Work instructions: Output the material beneath exactly, leaving nothing out.

Information shown:
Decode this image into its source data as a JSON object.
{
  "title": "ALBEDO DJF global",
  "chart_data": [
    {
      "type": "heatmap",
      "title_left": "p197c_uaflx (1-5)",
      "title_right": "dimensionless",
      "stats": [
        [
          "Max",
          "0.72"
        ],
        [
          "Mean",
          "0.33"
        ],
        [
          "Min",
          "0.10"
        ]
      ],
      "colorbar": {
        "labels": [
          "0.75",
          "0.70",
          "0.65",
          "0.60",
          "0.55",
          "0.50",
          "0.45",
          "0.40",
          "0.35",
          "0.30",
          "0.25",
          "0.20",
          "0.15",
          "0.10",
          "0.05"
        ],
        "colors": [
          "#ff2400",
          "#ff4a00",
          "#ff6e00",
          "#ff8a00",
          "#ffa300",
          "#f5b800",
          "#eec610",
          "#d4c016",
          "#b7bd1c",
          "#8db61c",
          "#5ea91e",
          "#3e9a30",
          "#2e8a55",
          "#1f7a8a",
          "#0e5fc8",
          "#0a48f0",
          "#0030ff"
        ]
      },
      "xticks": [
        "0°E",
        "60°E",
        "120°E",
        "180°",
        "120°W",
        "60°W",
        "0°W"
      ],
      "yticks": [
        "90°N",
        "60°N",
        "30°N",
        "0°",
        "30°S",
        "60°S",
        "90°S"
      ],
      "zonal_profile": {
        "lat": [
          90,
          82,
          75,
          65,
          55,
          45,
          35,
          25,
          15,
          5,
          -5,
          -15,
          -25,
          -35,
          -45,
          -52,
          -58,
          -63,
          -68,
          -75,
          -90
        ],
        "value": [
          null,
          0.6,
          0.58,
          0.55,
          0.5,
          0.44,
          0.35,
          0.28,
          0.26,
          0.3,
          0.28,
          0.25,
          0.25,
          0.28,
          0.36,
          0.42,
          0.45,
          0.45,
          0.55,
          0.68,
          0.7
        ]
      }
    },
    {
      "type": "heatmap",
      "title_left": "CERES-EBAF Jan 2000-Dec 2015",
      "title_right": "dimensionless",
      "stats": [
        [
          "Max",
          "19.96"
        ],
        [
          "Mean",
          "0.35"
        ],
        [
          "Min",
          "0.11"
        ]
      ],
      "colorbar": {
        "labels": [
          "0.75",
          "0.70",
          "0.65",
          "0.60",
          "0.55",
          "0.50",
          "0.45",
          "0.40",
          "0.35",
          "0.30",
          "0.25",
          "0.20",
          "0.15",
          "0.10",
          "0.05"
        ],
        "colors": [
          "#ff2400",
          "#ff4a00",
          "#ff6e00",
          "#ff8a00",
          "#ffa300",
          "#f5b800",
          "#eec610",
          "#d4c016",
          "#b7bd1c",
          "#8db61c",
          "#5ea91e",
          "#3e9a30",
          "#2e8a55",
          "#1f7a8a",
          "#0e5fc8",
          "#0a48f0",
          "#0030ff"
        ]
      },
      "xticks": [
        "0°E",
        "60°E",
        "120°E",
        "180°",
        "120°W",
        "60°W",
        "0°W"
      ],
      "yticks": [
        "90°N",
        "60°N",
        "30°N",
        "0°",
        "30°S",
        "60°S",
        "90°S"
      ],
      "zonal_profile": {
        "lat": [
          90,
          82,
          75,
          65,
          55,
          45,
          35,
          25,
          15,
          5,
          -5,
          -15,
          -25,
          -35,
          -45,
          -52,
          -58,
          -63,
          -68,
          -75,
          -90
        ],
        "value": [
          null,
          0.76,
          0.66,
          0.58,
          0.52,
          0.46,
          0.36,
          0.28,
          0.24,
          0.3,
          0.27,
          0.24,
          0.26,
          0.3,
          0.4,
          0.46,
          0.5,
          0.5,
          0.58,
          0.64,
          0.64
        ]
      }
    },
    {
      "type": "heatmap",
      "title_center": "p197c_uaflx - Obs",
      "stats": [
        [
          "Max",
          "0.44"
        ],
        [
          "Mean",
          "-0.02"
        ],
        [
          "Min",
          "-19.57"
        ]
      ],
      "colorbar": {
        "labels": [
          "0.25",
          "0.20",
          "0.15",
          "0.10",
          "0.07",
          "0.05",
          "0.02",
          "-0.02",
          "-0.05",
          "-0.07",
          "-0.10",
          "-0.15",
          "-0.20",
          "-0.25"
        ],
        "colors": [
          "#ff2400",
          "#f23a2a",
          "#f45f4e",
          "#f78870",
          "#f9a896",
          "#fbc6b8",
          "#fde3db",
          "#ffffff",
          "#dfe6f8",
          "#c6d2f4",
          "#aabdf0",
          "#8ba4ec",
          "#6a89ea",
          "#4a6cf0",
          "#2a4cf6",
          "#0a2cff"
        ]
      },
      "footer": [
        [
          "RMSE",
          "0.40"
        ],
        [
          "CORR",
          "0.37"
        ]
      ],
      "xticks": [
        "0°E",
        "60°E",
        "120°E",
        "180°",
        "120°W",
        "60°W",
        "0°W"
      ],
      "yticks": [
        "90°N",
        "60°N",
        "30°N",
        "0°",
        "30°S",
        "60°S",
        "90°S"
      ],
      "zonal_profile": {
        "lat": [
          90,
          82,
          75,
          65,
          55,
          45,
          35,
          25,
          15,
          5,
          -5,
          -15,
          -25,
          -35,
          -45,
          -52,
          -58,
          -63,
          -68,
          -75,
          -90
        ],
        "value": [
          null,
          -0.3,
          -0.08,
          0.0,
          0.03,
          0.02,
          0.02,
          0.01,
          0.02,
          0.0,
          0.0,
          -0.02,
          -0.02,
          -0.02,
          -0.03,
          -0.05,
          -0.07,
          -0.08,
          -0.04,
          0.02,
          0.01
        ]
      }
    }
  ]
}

The solution:
Decode this image into its source data as a JSON object.
{
  "title": "ALBEDO DJF global",
  "chart_data": [
    {
      "type": "heatmap",
      "title_left": "p197c_uaflx (1-5)",
      "title_right": "dimensionless",
      "stats": [
        [
          "Max",
          "0.72"
        ],
        [
          "Mean",
          "0.33"
        ],
        [
          "Min",
          "0.10"
        ]
      ],
      "colorbar": {
        "labels": [
          "0.75",
          "0.70",
          "0.65",
          "0.60",
          "0.55",
          "0.50",
          "0.45",
          "0.40",
          "0.35",
          "0.30",
          "0.25",
          "0.20",
          "0.15",
          "0.10",
          "0.05"
        ],
        "colors": [
          "#ff2400",
          "#ff4a00",
          "#ff6e00",
          "#ff8a00",
          "#ffa300",
          "#f5b800",
          "#eec610",
          "#d4c016",
          "#b7bd1c",
          "#8db61c",
          "#5ea91e",
          "#3e9a30",
          "#2e8a55",
          "#1f7a8a",
          "#0e5fc8",
          "#0a48f0",
          "#0030ff"
        ]
      },
      "xticks": [
        "0°E",
        "60°E",
        "120°E",
        "180°",
        "120°W",
        "60°W",
        "0°W"
      ],
      "yticks": [
        "90°N",
        "60°N",
        "30°N",
        "0°",
        "30°S",
        "60°S",
        "90°S"
      ],
      "zonal_profile": {
        "lat": [
          90,
          82,
          75,
          65,
          55,
          45,
          35,
          25,
          15,
          5,
          -5,
          -15,
          -25,
          -35,
          -45,
          -52,
          -58,
          -63,
          -68,
          -75,
          -90
        ],
        "value": [
          null,
          0.6,
          0.58,
          0.55,
          0.5,
          0.44,
          0.35,
          0.28,
          0.26,
          0.3,
          0.28,
          0.25,
          0.25,
          0.28,
          0.36,
          0.42,
          0.45,
          0.45,
          0.55,
          0.68,
          0.7
        ]
      }
    },
    {
      "type": "heatmap",
      "title_left": "CERES-EBAF Jan 2000-Dec 2015",
      "title_right": "dimensionless",
      "stats": [
        [
          "Max",
          "19.96"
        ],
        [
          "Mean",
          "0.35"
        ],
        [
          "Min",
          "0.11"
        ]
      ],
      "colorbar": {
        "labels": [
          "0.75",
          "0.70",
          "0.65",
          "0.60",
          "0.55",
          "0.50",
          "0.45",
          "0.40",
          "0.35",
          "0.30",
          "0.25",
          "0.20",
          "0.15",
          "0.10",
          "0.05"
        ],
        "colors": [
          "#ff2400",
          "#ff4a00",
          "#ff6e00",
          "#ff8a00",
          "#ffa300",
          "#f5b800",
          "#eec610",
          "#d4c016",
          "#b7bd1c",
          "#8db61c",
          "#5ea91e",
          "#3e9a30",
          "#2e8a55",
          "#1f7a8a",
          "#0e5fc8",
          "#0a48f0",
          "#0030ff"
        ]
      },
      "xticks": [
        "0°E",
        "60°E",
        "120°E",
        "180°",
        "120°W",
        "60°W",
        "0°W"
      ],
      "yticks": [
        "90°N",
        "60°N",
        "30°N",
        "0°",
        "30°S",
        "60°S",
        "90°S"
      ],
      "zonal_profile": {
        "lat": [
          90,
          82,
          75,
          65,
          55,
          45,
          35,
          25,
          15,
          5,
          -5,
          -15,
          -25,
          -35,
          -45,
          -52,
          -58,
          -63,
          -68,
          -75,
          -90
        ],
        "value": [
          null,
          0.76,
          0.66,
          0.58,
          0.52,
          0.46,
          0.36,
          0.28,
          0.24,
          0.3,
          0.27,
          0.24,
          0.26,
          0.3,
          0.4,
          0.46,
          0.5,
          0.5,
          0.58,
          0.64,
          0.64
        ]
      }
    },
    {
      "type": "heatmap",
      "title_center": "p197c_uaflx - Obs",
      "stats": [
        [
          "Max",
          "0.44"
        ],
        [
          "Mean",
          "-0.02"
        ],
        [
          "Min",
          "-19.57"
        ]
      ],
      "colorbar": {
        "labels": [
          "0.25",
          "0.20",
          "0.15",
          "0.10",
          "0.07",
          "0.05",
          "0.02",
          "-0.02",
          "-0.05",
          "-0.07",
          "-0.10",
          "-0.15",
          "-0.20",
          "-0.25"
        ],
        "colors": [
          "#ff2400",
          "#f23a2a",
          "#f45f4e",
          "#f78870",
          "#f9a896",
          "#fbc6b8",
          "#fde3db",
          "#ffffff",
          "#dfe6f8",
          "#c6d2f4",
          "#aabdf0",
          "#8ba4ec",
          "#6a89ea",
          "#4a6cf0",
          "#2a4cf6",
          "#0a2cff"
        ]
      },
      "footer": [
        [
          "RMSE",
          "0.40"
        ],
        [
          "CORR",
          "0.37"
        ]
      ],
      "xticks": [
        "0°E",
        "60°E",
        "120°E",
        "180°",
        "120°W",
        "60°W",
        "0°W"
      ],
      "yticks": [
        "90°N",
        "60°N",
        "30°N",
        "0°",
        "30°S",
        "60°S",
        "90°S"
      ],
      "zonal_profile": {
        "lat": [
          90,
          82,
          75,
          65,
          55,
          45,
          35,
          25,
          15,
          5,
          -5,
          -15,
          -25,
          -35,
          -45,
          -52,
          -58,
          -63,
          -68,
          -75,
          -90
        ],
        "value": [
          null,
          -0.3,
          -0.08,
          0.0,
          0.03,
          0.02,
          0.02,
          0.01,
          0.02,
          0.0,
          0.0,
          -0.02,
          -0.02,
          -0.02,
          -0.03,
          -0.05,
          -0.07,
          -0.08,
          -0.04,
          0.02,
          0.01
        ]
      }
    }
  ]
}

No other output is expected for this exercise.